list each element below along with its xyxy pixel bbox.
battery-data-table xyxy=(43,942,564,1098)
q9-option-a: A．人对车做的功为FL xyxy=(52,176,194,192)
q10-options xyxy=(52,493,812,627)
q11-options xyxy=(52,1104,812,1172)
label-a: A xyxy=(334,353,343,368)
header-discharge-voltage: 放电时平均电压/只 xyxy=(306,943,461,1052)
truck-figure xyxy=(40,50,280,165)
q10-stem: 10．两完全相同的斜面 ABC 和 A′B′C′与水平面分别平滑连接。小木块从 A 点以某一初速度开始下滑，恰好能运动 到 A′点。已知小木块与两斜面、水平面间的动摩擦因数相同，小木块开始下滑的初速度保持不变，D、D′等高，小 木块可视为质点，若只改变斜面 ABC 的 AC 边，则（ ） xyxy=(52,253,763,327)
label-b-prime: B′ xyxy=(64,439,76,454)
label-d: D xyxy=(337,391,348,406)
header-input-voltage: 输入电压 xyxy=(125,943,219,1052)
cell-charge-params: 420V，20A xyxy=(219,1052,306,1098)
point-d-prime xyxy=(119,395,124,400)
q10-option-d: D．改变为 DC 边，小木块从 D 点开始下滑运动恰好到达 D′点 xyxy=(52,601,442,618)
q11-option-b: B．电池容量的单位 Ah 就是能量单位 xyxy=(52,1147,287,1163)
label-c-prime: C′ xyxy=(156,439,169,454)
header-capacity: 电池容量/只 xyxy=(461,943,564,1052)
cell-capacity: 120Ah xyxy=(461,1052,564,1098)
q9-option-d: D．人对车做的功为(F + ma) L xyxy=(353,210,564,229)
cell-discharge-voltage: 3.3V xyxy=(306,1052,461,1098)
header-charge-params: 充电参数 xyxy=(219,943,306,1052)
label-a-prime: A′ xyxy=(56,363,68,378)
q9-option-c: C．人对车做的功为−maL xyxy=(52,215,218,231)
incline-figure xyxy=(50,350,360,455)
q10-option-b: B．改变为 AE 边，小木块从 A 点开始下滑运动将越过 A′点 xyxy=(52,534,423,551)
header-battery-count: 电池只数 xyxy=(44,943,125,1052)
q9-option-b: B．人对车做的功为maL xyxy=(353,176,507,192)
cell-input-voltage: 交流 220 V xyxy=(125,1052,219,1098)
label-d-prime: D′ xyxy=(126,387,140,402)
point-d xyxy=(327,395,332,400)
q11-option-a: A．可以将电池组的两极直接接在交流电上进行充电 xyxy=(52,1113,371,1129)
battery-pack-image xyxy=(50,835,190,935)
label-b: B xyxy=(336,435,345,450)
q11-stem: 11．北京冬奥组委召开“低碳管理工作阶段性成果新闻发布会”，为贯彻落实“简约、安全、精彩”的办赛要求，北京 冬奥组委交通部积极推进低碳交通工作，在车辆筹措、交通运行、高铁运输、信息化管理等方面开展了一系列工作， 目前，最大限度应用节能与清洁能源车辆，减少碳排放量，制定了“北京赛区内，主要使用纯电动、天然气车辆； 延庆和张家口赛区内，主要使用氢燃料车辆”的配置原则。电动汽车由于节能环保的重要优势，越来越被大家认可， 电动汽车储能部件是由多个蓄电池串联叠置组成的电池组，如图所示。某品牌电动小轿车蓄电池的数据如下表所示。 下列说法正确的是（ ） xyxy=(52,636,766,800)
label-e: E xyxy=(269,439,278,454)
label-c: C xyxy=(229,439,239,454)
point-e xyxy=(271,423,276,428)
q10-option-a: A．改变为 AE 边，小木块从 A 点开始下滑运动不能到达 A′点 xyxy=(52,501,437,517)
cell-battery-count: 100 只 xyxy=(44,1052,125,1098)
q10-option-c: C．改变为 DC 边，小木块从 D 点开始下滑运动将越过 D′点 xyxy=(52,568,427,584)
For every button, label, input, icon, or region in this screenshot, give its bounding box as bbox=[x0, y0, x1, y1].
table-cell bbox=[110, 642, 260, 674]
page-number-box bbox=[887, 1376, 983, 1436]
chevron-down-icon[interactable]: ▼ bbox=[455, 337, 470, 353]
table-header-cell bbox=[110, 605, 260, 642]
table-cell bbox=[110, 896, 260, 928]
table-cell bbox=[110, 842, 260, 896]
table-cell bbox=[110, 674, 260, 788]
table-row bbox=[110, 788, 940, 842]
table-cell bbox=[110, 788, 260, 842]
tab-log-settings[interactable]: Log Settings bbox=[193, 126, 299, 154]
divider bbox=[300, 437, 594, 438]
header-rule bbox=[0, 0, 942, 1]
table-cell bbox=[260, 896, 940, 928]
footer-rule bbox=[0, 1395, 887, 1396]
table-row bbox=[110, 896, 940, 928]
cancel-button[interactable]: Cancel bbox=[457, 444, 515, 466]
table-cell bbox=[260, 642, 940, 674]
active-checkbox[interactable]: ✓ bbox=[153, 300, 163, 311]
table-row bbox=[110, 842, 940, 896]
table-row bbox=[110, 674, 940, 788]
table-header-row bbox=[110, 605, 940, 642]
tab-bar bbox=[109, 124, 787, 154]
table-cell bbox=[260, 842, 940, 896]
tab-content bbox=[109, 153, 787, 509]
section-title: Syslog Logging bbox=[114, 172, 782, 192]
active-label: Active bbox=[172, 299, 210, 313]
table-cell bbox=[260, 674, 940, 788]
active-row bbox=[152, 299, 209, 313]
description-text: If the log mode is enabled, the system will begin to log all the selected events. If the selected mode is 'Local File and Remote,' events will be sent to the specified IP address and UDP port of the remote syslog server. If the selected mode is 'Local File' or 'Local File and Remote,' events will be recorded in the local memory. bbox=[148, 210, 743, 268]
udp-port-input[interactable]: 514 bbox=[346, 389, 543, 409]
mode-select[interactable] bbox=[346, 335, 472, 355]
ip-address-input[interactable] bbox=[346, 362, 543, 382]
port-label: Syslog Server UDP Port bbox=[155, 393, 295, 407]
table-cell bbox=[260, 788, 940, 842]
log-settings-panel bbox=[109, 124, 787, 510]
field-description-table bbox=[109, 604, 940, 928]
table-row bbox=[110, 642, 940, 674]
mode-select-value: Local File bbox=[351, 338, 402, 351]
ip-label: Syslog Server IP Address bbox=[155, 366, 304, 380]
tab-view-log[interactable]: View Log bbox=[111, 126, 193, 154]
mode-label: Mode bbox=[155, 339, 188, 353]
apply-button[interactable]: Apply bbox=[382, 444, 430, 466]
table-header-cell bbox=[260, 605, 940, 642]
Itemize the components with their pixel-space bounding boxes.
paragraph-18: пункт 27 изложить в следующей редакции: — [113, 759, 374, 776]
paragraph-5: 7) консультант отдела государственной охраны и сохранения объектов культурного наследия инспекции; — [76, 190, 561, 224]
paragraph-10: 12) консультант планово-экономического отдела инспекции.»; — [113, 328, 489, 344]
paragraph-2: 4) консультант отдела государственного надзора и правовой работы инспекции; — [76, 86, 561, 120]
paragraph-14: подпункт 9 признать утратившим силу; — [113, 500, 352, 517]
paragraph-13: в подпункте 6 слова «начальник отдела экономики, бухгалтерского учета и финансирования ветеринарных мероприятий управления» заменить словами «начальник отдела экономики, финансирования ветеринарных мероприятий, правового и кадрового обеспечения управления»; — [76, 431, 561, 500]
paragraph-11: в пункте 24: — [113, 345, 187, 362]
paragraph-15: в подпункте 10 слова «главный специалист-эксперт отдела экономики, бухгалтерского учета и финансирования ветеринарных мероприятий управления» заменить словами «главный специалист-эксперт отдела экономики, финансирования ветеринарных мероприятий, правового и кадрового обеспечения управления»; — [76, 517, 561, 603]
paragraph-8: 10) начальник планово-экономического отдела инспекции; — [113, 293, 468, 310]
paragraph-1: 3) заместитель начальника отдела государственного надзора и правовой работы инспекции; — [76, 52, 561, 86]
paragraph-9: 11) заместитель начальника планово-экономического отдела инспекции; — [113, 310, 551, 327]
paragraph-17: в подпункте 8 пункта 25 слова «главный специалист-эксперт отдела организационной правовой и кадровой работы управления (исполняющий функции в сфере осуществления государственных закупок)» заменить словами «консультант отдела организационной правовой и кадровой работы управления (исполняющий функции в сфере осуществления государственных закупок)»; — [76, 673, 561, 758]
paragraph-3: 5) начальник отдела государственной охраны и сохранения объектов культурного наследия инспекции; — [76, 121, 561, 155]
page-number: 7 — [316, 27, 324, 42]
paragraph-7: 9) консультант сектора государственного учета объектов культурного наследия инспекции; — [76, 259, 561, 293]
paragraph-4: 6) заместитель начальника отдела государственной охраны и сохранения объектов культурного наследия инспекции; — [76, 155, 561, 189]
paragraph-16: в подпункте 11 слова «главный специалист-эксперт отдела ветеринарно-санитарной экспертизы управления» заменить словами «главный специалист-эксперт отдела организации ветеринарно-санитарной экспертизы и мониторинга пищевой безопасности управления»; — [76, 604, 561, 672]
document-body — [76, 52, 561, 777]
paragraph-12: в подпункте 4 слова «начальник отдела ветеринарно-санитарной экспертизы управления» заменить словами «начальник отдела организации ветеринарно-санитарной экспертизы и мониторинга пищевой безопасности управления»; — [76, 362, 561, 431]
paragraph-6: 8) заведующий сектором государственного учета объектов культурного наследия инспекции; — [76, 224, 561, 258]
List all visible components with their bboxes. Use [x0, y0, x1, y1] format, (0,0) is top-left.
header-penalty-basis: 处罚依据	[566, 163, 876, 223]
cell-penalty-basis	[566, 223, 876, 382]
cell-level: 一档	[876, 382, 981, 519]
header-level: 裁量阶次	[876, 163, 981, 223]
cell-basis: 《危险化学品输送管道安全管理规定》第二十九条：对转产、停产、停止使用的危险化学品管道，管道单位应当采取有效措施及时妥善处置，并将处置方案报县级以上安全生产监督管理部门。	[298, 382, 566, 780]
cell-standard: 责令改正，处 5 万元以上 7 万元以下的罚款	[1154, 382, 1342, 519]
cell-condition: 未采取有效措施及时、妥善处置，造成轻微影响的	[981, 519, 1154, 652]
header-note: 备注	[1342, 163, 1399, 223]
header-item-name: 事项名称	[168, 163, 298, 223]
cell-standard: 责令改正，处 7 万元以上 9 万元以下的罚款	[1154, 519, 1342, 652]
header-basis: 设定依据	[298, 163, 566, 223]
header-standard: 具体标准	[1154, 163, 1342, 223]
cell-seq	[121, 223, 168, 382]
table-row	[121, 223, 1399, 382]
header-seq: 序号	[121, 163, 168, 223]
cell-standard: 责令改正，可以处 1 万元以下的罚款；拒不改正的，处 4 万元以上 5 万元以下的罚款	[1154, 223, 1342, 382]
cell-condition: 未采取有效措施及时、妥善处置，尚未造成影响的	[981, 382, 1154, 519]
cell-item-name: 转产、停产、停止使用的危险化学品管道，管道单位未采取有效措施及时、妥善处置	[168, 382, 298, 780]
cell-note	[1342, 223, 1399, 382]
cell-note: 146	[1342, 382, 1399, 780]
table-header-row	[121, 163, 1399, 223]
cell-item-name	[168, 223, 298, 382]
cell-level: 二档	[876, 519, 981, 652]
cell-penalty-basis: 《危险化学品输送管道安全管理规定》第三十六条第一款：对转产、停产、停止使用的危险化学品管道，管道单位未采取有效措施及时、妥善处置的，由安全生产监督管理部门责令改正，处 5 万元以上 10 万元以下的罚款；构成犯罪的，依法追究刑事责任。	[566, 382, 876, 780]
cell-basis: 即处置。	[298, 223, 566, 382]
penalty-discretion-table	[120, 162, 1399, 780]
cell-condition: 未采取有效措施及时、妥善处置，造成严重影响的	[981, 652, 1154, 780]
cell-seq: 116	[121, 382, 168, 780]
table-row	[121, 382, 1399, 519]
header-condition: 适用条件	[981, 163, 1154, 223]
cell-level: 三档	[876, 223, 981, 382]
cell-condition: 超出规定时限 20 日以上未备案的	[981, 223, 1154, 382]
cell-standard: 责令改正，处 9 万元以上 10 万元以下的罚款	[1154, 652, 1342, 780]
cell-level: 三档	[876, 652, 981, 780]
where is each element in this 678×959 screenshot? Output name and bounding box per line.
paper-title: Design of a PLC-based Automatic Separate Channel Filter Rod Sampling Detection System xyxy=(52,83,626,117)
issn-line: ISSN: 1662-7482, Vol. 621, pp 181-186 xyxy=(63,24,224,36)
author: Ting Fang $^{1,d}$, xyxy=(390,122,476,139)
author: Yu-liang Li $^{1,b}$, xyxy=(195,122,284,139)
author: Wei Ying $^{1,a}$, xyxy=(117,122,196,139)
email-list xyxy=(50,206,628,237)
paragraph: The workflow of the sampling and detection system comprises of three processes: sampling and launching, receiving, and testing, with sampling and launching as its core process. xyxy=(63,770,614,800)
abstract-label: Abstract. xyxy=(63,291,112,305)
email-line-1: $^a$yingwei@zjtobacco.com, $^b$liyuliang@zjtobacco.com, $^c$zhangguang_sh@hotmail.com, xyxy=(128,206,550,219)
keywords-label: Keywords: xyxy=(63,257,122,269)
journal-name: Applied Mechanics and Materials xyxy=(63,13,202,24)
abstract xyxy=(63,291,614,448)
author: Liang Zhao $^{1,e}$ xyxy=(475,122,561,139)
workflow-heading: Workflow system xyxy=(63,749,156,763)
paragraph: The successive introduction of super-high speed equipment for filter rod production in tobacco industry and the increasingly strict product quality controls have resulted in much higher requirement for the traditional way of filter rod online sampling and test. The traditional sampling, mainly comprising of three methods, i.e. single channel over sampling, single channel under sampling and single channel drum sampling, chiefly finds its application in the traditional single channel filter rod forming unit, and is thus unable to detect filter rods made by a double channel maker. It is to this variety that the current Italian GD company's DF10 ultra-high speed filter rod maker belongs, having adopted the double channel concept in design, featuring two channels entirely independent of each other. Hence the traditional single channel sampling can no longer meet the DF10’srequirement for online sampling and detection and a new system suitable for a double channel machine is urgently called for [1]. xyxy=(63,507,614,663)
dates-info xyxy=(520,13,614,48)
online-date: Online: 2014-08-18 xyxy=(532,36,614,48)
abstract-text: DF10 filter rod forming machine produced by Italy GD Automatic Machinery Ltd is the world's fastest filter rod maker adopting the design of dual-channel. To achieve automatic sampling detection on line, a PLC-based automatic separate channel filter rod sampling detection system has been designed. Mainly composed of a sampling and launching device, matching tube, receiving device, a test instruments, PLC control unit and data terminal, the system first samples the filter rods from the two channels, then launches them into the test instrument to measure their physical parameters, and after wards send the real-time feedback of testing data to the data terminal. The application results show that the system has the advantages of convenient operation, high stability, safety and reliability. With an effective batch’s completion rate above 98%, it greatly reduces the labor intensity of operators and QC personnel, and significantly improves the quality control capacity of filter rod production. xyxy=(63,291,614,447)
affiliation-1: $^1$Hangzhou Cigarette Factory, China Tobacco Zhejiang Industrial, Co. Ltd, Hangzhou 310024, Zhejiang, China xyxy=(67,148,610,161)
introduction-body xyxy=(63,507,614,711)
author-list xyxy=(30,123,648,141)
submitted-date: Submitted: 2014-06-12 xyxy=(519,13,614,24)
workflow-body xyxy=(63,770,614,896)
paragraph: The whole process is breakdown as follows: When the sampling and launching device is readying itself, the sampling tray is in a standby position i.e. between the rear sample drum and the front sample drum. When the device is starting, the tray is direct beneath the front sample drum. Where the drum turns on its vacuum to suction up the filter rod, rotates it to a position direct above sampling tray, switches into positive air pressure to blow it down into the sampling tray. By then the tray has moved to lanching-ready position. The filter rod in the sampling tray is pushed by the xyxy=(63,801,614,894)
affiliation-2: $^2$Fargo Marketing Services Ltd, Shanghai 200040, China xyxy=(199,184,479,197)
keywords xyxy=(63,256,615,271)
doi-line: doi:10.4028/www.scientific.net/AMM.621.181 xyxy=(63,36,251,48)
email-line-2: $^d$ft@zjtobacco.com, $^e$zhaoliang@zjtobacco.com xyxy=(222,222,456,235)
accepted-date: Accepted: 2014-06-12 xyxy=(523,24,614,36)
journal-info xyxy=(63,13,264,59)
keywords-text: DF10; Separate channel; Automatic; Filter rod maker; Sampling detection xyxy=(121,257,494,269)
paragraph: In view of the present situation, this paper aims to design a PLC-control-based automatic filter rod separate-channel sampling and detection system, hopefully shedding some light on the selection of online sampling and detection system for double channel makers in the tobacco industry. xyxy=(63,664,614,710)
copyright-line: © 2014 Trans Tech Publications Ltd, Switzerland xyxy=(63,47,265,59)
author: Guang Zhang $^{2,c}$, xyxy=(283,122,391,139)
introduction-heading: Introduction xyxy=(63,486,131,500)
========
## [Task requirements]
Format the lines from the start of the records down to the one containing "point-d-prime xyxy=(119,395,124,400)", both ends included, as a numbered list, leaving out any blank lines.

## [Right answer]
1. list each element below along with its xyxy pixel bbox.
2. battery-data-table xyxy=(43,942,564,1098)
3. q9-option-a: A．人对车做的功为FL xyxy=(52,176,194,192)
4. q10-options xyxy=(52,493,812,627)
5. q11-options xyxy=(52,1104,812,1172)
6. label-a: A xyxy=(334,353,343,368)
7. header-discharge-voltage: 放电时平均电压/只 xyxy=(306,943,461,1052)
8. truck-figure xyxy=(40,50,280,165)
9. q10-stem: 10．两完全相同的斜面 ABC 和 A′B′C′与水平面分别平滑连接。小木块从 A 点以某一初速度开始下滑，恰好能运动 到 A′点。已知小木块与两斜面、水平面间的动摩擦因数相同，小木块开始下滑的初速度保持不变，D、D′等高，小 木块可视为质点，若只改变斜面 ABC 的 AC 边，则（ ） xyxy=(52,253,763,327)
10. label-b-prime: B′ xyxy=(64,439,76,454)
11. label-d: D xyxy=(337,391,348,406)
12. header-input-voltage: 输入电压 xyxy=(125,943,219,1052)
13. cell-charge-params: 420V，20A xyxy=(219,1052,306,1098)
14. point-d-prime xyxy=(119,395,124,400)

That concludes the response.